● **Task instructions**
Retype everything in the listing, leaving each line exactly as it is.

(Excerpt from a dataset)
------------------------------------

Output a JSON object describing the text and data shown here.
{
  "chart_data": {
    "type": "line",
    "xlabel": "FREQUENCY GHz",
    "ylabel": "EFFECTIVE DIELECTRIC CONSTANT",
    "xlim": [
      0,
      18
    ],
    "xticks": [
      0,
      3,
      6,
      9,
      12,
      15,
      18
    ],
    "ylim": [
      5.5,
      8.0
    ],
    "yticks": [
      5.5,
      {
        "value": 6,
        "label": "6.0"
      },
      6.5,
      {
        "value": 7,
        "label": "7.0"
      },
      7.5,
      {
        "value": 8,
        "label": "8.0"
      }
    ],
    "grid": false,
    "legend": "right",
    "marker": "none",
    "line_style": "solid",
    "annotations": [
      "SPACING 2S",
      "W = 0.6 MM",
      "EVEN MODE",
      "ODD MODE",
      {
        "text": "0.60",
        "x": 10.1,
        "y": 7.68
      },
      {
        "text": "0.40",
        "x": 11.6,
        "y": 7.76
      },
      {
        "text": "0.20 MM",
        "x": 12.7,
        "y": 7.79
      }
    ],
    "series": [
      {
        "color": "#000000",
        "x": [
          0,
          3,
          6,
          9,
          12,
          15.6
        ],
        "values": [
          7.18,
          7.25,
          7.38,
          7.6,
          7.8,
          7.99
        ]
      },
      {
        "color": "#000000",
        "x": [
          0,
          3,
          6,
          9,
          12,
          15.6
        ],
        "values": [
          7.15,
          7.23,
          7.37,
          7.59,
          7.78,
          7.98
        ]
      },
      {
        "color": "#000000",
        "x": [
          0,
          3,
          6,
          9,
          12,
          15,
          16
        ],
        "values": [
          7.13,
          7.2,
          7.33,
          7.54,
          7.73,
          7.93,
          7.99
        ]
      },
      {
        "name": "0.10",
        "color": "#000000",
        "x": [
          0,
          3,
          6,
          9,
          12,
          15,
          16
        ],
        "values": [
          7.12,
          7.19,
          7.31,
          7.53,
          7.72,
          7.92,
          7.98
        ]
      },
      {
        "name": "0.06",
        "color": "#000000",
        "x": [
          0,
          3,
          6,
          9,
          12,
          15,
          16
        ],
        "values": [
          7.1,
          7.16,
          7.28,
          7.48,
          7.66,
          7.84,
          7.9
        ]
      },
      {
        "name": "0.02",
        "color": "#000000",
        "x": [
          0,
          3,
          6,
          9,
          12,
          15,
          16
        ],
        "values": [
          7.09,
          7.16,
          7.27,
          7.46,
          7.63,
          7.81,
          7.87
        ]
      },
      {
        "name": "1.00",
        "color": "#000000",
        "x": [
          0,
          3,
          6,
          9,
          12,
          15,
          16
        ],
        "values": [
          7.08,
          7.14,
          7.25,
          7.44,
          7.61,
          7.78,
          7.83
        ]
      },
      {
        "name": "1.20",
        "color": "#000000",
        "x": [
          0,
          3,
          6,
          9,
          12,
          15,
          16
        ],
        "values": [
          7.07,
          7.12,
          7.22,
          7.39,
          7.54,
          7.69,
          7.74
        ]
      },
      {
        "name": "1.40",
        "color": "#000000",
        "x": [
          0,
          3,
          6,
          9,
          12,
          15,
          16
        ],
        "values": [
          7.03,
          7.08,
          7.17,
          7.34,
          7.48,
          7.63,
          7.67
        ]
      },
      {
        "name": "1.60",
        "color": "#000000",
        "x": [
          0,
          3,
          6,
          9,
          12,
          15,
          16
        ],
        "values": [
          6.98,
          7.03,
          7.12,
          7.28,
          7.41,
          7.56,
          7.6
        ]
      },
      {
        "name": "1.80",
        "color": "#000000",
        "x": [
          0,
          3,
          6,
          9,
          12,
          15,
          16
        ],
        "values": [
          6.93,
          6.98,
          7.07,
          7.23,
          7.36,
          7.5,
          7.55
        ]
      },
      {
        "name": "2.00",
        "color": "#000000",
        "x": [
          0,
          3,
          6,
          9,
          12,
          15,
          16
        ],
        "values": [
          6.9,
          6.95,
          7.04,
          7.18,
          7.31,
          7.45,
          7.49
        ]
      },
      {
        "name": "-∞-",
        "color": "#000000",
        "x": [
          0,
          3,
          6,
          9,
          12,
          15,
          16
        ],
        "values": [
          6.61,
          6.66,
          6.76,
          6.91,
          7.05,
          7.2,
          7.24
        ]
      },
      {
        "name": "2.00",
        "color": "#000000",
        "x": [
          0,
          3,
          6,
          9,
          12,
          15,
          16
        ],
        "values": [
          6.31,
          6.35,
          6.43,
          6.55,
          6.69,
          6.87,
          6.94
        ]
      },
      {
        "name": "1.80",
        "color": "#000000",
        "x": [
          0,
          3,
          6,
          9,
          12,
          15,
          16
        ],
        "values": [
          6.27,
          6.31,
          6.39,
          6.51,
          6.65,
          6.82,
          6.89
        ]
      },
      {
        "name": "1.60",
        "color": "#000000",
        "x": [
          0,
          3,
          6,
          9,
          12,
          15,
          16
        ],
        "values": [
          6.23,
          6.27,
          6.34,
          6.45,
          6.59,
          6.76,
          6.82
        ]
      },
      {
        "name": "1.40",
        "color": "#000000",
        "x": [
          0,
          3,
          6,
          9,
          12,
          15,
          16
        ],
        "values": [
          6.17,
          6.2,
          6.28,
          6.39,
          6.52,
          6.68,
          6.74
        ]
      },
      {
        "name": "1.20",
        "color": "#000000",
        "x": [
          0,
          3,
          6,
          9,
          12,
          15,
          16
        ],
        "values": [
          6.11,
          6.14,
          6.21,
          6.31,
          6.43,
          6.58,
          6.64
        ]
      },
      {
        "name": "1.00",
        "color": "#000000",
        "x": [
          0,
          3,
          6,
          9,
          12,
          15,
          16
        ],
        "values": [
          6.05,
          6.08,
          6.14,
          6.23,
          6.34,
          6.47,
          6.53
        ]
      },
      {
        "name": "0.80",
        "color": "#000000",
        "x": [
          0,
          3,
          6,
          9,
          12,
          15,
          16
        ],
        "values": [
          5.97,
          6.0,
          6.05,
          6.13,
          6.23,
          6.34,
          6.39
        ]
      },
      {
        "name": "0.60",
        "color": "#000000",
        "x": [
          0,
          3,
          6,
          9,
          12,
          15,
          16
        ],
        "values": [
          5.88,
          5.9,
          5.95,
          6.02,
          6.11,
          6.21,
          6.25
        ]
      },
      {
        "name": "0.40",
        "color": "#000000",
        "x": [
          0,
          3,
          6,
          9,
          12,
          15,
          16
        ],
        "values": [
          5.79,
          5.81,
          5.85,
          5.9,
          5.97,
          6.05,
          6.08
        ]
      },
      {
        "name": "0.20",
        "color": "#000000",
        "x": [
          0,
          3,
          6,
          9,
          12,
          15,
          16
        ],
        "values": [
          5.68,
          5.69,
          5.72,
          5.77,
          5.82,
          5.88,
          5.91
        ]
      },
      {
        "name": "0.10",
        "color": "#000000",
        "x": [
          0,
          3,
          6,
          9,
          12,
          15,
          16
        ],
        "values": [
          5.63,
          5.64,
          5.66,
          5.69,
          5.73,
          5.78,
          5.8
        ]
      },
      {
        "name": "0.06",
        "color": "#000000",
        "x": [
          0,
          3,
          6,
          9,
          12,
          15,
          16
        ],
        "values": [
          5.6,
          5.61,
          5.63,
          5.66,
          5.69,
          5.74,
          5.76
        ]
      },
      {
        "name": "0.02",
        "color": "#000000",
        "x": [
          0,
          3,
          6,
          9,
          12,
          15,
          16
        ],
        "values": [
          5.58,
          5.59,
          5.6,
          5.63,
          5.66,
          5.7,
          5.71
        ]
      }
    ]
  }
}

------------------------------------

● **Full response**
Output a JSON object describing the text and data shown here.
{
  "chart_data": {
    "type": "line",
    "xlabel": "FREQUENCY GHz",
    "ylabel": "EFFECTIVE DIELECTRIC CONSTANT",
    "xlim": [
      0,
      18
    ],
    "xticks": [
      0,
      3,
      6,
      9,
      12,
      15,
      18
    ],
    "ylim": [
      5.5,
      8.0
    ],
    "yticks": [
      5.5,
      {
        "value": 6,
        "label": "6.0"
      },
      6.5,
      {
        "value": 7,
        "label": "7.0"
      },
      7.5,
      {
        "value": 8,
        "label": "8.0"
      }
    ],
    "grid": false,
    "legend": "right",
    "marker": "none",
    "line_style": "solid",
    "annotations": [
      "SPACING 2S",
      "W = 0.6 MM",
      "EVEN MODE",
      "ODD MODE",
      {
        "text": "0.60",
        "x": 10.1,
        "y": 7.68
      },
      {
        "text": "0.40",
        "x": 11.6,
        "y": 7.76
      },
      {
        "text": "0.20 MM",
        "x": 12.7,
        "y": 7.79
      }
    ],
    "series": [
      {
        "color": "#000000",
        "x": [
          0,
          3,
          6,
          9,
          12,
          15.6
        ],
        "values": [
          7.18,
          7.25,
          7.38,
          7.6,
          7.8,
          7.99
        ]
      },
      {
        "color": "#000000",
        "x": [
          0,
          3,
          6,
          9,
          12,
          15.6
        ],
        "values": [
          7.15,
          7.23,
          7.37,
          7.59,
          7.78,
          7.98
        ]
      },
      {
        "color": "#000000",
        "x": [
          0,
          3,
          6,
          9,
          12,
          15,
          16
        ],
        "values": [
          7.13,
          7.2,
          7.33,
          7.54,
          7.73,
          7.93,
          7.99
        ]
      },
      {
        "name": "0.10",
        "color": "#000000",
        "x": [
          0,
          3,
          6,
          9,
          12,
          15,
          16
        ],
        "values": [
          7.12,
          7.19,
          7.31,
          7.53,
          7.72,
          7.92,
          7.98
        ]
      },
      {
        "name": "0.06",
        "color": "#000000",
        "x": [
          0,
          3,
          6,
          9,
          12,
          15,
          16
        ],
        "values": [
          7.1,
          7.16,
          7.28,
          7.48,
          7.66,
          7.84,
          7.9
        ]
      },
      {
        "name": "0.02",
        "color": "#000000",
        "x": [
          0,
          3,
          6,
          9,
          12,
          15,
          16
        ],
        "values": [
          7.09,
          7.16,
          7.27,
          7.46,
          7.63,
          7.81,
          7.87
        ]
      },
      {
        "name": "1.00",
        "color": "#000000",
        "x": [
          0,
          3,
          6,
          9,
          12,
          15,
          16
        ],
        "values": [
          7.08,
          7.14,
          7.25,
          7.44,
          7.61,
          7.78,
          7.83
        ]
      },
      {
        "name": "1.20",
        "color": "#000000",
        "x": [
          0,
          3,
          6,
          9,
          12,
          15,
          16
        ],
        "values": [
          7.07,
          7.12,
          7.22,
          7.39,
          7.54,
          7.69,
          7.74
        ]
      },
      {
        "name": "1.40",
        "color": "#000000",
        "x": [
          0,
          3,
          6,
          9,
          12,
          15,
          16
        ],
        "values": [
          7.03,
          7.08,
          7.17,
          7.34,
          7.48,
          7.63,
          7.67
        ]
      },
      {
        "name": "1.60",
        "color": "#000000",
        "x": [
          0,
          3,
          6,
          9,
          12,
          15,
          16
        ],
        "values": [
          6.98,
          7.03,
          7.12,
          7.28,
          7.41,
          7.56,
          7.6
        ]
      },
      {
        "name": "1.80",
        "color": "#000000",
        "x": [
          0,
          3,
          6,
          9,
          12,
          15,
          16
        ],
        "values": [
          6.93,
          6.98,
          7.07,
          7.23,
          7.36,
          7.5,
          7.55
        ]
      },
      {
        "name": "2.00",
        "color": "#000000",
        "x": [
          0,
          3,
          6,
          9,
          12,
          15,
          16
        ],
        "values": [
          6.9,
          6.95,
          7.04,
          7.18,
          7.31,
          7.45,
          7.49
        ]
      },
      {
        "name": "-∞-",
        "color": "#000000",
        "x": [
          0,
          3,
          6,
          9,
          12,
          15,
          16
        ],
        "values": [
          6.61,
          6.66,
          6.76,
          6.91,
          7.05,
          7.2,
          7.24
        ]
      },
      {
        "name": "2.00",
        "color": "#000000",
        "x": [
          0,
          3,
          6,
          9,
          12,
          15,
          16
        ],
        "values": [
          6.31,
          6.35,
          6.43,
          6.55,
          6.69,
          6.87,
          6.94
        ]
      },
      {
        "name": "1.80",
        "color": "#000000",
        "x": [
          0,
          3,
          6,
          9,
          12,
          15,
          16
        ],
        "values": [
          6.27,
          6.31,
          6.39,
          6.51,
          6.65,
          6.82,
          6.89
        ]
      },
      {
        "name": "1.60",
        "color": "#000000",
        "x": [
          0,
          3,
          6,
          9,
          12,
          15,
          16
        ],
        "values": [
          6.23,
          6.27,
          6.34,
          6.45,
          6.59,
          6.76,
          6.82
        ]
      },
      {
        "name": "1.40",
        "color": "#000000",
        "x": [
          0,
          3,
          6,
          9,
          12,
          15,
          16
        ],
        "values": [
          6.17,
          6.2,
          6.28,
          6.39,
          6.52,
          6.68,
          6.74
        ]
      },
      {
        "name": "1.20",
        "color": "#000000",
        "x": [
          0,
          3,
          6,
          9,
          12,
          15,
          16
        ],
        "values": [
          6.11,
          6.14,
          6.21,
          6.31,
          6.43,
          6.58,
          6.64
        ]
      },
      {
        "name": "1.00",
        "color": "#000000",
        "x": [
          0,
          3,
          6,
          9,
          12,
          15,
          16
        ],
        "values": [
          6.05,
          6.08,
          6.14,
          6.23,
          6.34,
          6.47,
          6.53
        ]
      },
      {
        "name": "0.80",
        "color": "#000000",
        "x": [
          0,
          3,
          6,
          9,
          12,
          15,
          16
        ],
        "values": [
          5.97,
          6.0,
          6.05,
          6.13,
          6.23,
          6.34,
          6.39
        ]
      },
      {
        "name": "0.60",
        "color": "#000000",
        "x": [
          0,
          3,
          6,
          9,
          12,
          15,
          16
        ],
        "values": [
          5.88,
          5.9,
          5.95,
          6.02,
          6.11,
          6.21,
          6.25
        ]
      },
      {
        "name": "0.40",
        "color": "#000000",
        "x": [
          0,
          3,
          6,
          9,
          12,
          15,
          16
        ],
        "values": [
          5.79,
          5.81,
          5.85,
          5.9,
          5.97,
          6.05,
          6.08
        ]
      },
      {
        "name": "0.20",
        "color": "#000000",
        "x": [
          0,
          3,
          6,
          9,
          12,
          15,
          16
        ],
        "values": [
          5.68,
          5.69,
          5.72,
          5.77,
          5.82,
          5.88,
          5.91
        ]
      },
      {
        "name": "0.10",
        "color": "#000000",
        "x": [
          0,
          3,
          6,
          9,
          12,
          15,
          16
        ],
        "values": [
          5.63,
          5.64,
          5.66,
          5.69,
          5.73,
          5.78,
          5.8
        ]
      },
      {
        "name": "0.06",
        "color": "#000000",
        "x": [
          0,
          3,
          6,
          9,
          12,
          15,
          16
        ],
        "values": [
          5.6,
          5.61,
          5.63,
          5.66,
          5.69,
          5.74,
          5.76
        ]
      },
      {
        "name": "0.02",
        "color": "#000000",
        "x": [
          0,
          3,
          6,
          9,
          12,
          15,
          16
        ],
        "values": [
          5.58,
          5.59,
          5.6,
          5.63,
          5.66,
          5.7,
          5.71
        ]
      }
    ]
  }
}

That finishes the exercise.